**TO BE DONE**.
Locate all lines with the word "Advanced". Copy them.

★ ★ ★

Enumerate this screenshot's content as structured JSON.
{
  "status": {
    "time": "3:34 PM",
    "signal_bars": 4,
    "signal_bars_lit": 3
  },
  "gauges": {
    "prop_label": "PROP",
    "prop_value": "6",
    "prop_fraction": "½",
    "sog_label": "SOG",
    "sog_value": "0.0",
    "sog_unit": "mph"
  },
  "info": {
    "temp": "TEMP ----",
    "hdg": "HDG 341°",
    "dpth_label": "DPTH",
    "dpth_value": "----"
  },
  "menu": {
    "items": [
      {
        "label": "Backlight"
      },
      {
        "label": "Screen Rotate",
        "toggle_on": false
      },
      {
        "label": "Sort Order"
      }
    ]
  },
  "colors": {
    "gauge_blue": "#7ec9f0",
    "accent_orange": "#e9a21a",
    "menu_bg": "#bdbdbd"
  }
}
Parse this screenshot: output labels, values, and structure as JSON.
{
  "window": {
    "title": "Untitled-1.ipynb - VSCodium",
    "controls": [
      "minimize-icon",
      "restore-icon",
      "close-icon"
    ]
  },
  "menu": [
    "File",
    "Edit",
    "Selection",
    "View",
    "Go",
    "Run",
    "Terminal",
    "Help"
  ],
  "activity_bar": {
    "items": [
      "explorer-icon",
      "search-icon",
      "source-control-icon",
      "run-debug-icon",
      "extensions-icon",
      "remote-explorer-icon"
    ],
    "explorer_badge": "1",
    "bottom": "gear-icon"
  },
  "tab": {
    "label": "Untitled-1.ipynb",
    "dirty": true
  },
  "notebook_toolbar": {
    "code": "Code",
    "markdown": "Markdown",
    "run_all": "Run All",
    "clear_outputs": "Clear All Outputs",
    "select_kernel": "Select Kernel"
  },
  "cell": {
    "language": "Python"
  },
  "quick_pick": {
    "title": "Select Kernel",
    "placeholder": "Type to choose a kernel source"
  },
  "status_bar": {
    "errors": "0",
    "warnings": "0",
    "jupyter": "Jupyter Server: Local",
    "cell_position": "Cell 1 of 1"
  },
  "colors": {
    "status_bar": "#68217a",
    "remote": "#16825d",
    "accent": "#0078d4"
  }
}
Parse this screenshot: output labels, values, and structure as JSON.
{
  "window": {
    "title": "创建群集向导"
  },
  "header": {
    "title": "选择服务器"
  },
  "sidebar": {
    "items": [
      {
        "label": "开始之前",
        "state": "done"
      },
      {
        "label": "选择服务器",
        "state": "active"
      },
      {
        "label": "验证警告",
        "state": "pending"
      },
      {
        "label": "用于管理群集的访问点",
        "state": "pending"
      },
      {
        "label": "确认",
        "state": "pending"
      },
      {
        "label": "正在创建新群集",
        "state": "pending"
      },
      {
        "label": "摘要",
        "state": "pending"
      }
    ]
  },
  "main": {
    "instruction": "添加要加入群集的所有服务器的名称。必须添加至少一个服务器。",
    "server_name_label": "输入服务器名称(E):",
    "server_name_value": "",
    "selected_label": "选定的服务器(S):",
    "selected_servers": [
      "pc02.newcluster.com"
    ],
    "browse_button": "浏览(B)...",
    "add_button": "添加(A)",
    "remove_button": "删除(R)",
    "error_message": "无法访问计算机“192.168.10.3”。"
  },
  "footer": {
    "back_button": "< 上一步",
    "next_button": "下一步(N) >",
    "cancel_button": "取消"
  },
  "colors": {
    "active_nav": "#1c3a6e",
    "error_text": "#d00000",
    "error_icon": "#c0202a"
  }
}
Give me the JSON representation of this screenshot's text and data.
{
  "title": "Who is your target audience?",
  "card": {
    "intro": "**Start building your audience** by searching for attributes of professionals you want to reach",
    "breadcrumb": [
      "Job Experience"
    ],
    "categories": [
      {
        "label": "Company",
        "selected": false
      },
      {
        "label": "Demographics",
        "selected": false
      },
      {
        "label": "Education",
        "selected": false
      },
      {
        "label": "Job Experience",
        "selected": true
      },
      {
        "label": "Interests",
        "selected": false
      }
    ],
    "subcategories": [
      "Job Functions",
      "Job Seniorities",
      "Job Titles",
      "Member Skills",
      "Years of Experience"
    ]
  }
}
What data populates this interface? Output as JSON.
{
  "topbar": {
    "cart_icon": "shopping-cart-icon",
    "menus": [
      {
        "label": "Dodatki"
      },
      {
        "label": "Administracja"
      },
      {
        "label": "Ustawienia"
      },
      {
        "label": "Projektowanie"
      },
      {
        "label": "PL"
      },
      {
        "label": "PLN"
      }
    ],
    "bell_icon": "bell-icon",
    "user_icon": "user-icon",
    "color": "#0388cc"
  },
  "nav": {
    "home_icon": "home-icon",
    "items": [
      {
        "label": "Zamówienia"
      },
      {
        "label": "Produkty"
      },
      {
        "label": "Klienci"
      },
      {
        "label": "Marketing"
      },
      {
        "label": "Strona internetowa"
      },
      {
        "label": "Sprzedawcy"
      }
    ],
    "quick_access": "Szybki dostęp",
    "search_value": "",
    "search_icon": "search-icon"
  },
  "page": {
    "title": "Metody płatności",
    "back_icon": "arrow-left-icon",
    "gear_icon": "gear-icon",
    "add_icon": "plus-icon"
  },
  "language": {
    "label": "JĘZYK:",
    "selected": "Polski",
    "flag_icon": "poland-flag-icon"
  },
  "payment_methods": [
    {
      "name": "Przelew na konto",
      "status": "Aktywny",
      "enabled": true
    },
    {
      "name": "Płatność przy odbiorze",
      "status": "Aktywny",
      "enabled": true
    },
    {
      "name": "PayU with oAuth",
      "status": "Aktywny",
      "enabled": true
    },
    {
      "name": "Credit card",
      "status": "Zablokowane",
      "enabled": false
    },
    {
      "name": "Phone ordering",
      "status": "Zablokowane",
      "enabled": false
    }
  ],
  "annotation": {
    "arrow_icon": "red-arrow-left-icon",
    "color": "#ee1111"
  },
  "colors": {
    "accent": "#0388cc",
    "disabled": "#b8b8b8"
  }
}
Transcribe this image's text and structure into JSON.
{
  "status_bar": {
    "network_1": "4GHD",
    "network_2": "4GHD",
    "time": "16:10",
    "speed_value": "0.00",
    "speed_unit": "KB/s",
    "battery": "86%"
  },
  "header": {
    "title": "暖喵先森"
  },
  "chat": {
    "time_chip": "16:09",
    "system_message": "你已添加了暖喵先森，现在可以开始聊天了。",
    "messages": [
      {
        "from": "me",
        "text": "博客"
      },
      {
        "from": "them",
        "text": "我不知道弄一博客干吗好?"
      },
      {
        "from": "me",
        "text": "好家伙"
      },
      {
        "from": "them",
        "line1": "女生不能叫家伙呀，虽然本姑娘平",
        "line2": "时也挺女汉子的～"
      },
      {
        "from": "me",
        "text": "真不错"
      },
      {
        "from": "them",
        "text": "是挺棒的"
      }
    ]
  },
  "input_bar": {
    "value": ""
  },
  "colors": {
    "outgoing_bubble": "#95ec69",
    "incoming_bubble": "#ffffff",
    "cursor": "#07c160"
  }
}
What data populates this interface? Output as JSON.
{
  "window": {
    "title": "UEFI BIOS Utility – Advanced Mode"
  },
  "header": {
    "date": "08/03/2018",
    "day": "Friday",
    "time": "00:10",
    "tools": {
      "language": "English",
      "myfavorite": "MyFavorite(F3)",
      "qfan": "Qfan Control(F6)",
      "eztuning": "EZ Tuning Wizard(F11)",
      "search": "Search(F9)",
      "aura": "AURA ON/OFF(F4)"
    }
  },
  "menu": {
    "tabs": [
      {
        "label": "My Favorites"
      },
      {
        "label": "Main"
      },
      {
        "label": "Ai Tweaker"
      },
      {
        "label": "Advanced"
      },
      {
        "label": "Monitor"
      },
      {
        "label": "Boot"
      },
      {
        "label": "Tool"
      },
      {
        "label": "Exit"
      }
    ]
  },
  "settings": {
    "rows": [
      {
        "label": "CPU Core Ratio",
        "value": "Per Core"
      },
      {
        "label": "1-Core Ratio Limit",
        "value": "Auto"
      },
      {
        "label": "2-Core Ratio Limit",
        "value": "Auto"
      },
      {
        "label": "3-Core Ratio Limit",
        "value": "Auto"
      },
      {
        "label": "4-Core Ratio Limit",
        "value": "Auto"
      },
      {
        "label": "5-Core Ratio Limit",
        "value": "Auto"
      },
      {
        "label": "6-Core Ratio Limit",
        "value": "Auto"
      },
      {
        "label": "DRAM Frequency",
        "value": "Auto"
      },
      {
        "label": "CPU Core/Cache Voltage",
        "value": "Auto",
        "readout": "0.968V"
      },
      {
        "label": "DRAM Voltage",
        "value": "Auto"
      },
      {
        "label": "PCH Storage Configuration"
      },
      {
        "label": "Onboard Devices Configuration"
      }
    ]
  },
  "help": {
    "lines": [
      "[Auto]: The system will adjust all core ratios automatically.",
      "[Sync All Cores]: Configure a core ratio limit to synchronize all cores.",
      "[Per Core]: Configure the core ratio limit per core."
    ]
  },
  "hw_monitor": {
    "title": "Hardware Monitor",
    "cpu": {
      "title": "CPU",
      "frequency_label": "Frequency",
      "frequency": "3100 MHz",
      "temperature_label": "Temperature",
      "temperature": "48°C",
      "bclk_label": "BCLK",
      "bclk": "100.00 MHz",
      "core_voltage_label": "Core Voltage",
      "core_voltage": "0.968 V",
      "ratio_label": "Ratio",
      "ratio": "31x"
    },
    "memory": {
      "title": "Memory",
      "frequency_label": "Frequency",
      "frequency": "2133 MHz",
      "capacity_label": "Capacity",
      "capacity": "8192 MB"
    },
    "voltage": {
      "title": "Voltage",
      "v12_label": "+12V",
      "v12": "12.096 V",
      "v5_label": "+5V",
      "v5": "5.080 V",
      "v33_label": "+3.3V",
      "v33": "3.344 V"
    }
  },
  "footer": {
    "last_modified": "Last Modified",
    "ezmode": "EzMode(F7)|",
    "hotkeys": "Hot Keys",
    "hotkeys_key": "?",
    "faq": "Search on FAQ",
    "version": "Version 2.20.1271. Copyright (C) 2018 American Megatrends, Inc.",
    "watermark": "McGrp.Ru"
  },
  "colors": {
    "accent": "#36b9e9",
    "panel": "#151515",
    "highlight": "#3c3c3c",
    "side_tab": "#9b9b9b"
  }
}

★ ★ ★

**RESULT BELOW**.
    "title": "UEFI BIOS Utility – Advanced Mode"
        "label": "Advanced"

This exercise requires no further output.